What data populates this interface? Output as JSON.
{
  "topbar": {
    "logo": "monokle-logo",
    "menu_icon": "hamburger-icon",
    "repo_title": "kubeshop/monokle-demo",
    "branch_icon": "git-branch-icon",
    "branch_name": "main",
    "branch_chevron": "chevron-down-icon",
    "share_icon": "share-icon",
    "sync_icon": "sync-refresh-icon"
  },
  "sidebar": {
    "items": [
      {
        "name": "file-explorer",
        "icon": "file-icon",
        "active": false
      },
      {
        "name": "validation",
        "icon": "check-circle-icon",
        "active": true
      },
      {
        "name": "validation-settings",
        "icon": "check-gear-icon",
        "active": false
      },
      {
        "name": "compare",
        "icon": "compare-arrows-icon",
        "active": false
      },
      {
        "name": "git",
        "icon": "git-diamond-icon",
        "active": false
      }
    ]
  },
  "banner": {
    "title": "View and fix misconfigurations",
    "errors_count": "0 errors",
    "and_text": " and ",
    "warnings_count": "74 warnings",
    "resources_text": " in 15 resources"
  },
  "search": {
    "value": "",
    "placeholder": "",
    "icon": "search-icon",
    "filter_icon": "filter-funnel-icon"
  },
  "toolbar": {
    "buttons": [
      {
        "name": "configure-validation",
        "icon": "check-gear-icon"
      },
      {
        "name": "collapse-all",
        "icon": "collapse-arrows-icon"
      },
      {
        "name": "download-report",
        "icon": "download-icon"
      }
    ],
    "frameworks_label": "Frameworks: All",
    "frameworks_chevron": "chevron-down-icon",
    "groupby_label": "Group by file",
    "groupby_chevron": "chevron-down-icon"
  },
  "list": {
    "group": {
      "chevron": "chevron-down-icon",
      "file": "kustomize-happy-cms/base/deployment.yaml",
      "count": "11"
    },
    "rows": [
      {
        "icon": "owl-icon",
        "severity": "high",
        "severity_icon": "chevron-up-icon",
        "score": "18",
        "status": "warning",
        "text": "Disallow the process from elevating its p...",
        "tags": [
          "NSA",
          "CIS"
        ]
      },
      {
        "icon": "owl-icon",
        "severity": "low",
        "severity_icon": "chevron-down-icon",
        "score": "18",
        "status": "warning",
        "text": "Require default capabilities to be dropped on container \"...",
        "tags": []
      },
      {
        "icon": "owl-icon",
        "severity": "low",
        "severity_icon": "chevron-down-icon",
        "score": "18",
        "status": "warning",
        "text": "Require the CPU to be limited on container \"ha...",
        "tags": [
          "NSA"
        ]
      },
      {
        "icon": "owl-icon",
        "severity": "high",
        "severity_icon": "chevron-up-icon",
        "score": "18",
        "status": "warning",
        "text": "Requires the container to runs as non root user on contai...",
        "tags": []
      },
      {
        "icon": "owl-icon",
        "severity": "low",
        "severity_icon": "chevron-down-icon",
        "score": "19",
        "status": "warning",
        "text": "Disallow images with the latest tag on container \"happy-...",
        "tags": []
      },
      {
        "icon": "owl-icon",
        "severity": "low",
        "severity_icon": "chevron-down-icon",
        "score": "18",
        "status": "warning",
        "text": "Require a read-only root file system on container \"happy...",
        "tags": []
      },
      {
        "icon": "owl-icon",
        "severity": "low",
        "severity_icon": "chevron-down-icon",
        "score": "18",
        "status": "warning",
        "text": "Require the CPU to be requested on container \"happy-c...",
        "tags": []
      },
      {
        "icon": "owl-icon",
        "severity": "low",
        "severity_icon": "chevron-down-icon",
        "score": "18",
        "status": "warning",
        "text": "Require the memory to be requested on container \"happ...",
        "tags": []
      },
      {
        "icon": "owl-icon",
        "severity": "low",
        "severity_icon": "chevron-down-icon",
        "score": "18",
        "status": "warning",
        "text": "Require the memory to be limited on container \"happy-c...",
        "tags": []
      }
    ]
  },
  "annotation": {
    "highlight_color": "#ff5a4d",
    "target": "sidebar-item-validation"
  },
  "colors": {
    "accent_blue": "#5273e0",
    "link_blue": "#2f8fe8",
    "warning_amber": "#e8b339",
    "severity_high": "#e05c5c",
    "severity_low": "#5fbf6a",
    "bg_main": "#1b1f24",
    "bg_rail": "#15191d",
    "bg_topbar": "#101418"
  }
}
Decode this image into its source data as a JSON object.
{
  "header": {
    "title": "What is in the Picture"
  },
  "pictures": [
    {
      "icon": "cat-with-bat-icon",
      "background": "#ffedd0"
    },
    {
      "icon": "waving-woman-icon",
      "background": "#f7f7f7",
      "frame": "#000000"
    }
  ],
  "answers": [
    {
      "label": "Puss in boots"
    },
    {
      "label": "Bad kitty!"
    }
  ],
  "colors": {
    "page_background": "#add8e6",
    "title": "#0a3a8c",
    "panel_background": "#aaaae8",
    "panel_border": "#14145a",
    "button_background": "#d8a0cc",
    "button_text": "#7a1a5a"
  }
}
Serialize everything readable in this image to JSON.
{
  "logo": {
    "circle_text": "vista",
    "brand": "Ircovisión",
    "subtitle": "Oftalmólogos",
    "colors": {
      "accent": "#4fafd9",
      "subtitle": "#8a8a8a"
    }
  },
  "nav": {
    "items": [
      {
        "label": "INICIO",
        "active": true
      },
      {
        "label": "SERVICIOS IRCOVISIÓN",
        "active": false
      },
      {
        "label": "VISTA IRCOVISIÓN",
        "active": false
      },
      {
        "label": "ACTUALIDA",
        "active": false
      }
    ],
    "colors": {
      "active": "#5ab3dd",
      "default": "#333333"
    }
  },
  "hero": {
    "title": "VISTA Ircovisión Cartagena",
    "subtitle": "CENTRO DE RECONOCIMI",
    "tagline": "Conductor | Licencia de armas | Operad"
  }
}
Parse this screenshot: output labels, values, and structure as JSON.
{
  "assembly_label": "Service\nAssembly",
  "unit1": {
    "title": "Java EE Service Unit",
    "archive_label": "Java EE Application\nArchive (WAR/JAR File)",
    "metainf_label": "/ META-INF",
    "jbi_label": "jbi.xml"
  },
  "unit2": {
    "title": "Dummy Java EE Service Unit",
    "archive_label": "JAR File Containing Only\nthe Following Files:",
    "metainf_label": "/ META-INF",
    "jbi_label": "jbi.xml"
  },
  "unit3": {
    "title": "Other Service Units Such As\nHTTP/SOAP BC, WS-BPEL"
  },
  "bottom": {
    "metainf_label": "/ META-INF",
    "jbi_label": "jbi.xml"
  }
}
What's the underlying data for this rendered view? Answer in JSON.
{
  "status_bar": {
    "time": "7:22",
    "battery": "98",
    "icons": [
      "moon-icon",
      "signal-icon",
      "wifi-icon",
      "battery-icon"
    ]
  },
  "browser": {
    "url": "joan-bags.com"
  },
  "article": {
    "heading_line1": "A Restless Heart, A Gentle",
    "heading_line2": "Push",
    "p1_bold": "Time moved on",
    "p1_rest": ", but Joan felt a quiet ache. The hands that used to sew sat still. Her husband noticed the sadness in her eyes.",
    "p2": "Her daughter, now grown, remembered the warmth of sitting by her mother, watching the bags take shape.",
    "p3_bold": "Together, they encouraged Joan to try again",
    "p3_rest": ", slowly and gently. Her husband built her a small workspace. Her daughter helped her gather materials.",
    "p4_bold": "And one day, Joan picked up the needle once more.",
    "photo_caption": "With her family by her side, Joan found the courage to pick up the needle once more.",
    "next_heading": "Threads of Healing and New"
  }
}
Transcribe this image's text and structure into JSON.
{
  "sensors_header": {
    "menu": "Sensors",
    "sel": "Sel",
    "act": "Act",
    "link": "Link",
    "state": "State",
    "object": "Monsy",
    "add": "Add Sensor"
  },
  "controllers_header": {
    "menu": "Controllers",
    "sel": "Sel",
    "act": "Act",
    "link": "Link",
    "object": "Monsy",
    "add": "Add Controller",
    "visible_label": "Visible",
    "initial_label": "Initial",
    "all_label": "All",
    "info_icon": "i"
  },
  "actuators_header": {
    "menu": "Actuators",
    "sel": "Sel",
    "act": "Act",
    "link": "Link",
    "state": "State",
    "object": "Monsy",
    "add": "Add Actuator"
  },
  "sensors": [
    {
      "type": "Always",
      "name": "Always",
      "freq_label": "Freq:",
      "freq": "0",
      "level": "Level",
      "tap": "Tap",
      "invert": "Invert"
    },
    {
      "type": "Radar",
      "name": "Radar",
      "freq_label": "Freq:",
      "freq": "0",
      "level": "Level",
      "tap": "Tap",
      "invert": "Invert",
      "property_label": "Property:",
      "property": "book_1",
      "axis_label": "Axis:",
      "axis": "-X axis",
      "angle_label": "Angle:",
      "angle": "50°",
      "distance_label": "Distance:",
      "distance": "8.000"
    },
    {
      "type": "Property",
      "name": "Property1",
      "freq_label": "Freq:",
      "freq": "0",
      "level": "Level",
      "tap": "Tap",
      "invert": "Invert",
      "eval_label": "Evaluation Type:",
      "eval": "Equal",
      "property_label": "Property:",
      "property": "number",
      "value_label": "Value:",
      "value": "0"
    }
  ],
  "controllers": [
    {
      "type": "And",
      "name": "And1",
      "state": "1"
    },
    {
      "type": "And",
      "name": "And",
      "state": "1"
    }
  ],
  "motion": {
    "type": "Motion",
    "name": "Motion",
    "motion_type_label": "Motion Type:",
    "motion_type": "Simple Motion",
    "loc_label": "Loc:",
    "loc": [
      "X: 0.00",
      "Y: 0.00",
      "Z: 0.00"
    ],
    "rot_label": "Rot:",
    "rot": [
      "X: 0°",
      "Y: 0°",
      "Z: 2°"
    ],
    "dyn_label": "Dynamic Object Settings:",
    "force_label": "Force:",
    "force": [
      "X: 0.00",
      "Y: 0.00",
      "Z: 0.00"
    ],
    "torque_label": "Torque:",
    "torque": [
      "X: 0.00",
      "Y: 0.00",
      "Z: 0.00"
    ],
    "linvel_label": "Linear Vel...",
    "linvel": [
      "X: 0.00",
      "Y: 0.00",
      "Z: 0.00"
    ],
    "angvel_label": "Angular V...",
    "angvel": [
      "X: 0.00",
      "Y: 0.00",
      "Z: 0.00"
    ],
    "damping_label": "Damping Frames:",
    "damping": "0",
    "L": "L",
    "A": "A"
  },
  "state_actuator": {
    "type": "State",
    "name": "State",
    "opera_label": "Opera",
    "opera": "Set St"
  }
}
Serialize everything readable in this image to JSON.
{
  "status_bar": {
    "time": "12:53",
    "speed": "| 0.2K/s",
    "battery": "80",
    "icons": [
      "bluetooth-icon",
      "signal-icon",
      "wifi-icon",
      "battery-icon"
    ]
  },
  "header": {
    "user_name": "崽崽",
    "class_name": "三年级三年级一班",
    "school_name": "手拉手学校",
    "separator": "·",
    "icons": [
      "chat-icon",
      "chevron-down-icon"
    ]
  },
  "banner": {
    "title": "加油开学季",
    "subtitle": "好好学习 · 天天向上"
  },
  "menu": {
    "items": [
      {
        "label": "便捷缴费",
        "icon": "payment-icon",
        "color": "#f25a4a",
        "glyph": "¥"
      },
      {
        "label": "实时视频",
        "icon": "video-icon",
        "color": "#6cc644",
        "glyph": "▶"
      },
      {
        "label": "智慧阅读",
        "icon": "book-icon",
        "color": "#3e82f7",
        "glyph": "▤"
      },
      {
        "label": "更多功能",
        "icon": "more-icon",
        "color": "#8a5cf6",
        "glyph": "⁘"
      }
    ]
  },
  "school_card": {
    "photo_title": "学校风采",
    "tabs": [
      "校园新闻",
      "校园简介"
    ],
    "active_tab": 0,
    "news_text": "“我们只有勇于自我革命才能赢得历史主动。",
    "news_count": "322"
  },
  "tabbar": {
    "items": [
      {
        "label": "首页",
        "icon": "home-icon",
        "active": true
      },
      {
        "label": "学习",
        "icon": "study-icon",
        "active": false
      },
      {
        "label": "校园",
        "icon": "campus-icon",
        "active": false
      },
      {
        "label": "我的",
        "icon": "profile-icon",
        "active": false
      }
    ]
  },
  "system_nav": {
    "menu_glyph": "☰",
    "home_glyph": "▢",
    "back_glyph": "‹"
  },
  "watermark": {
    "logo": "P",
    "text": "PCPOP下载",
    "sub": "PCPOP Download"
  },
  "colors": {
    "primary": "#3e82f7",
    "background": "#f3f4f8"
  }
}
======
Task directions
Copy out every line from the data above that has "collapse" in it.

Response below
        "name": "collapse-all",
        "icon": "collapse-arrows-icon"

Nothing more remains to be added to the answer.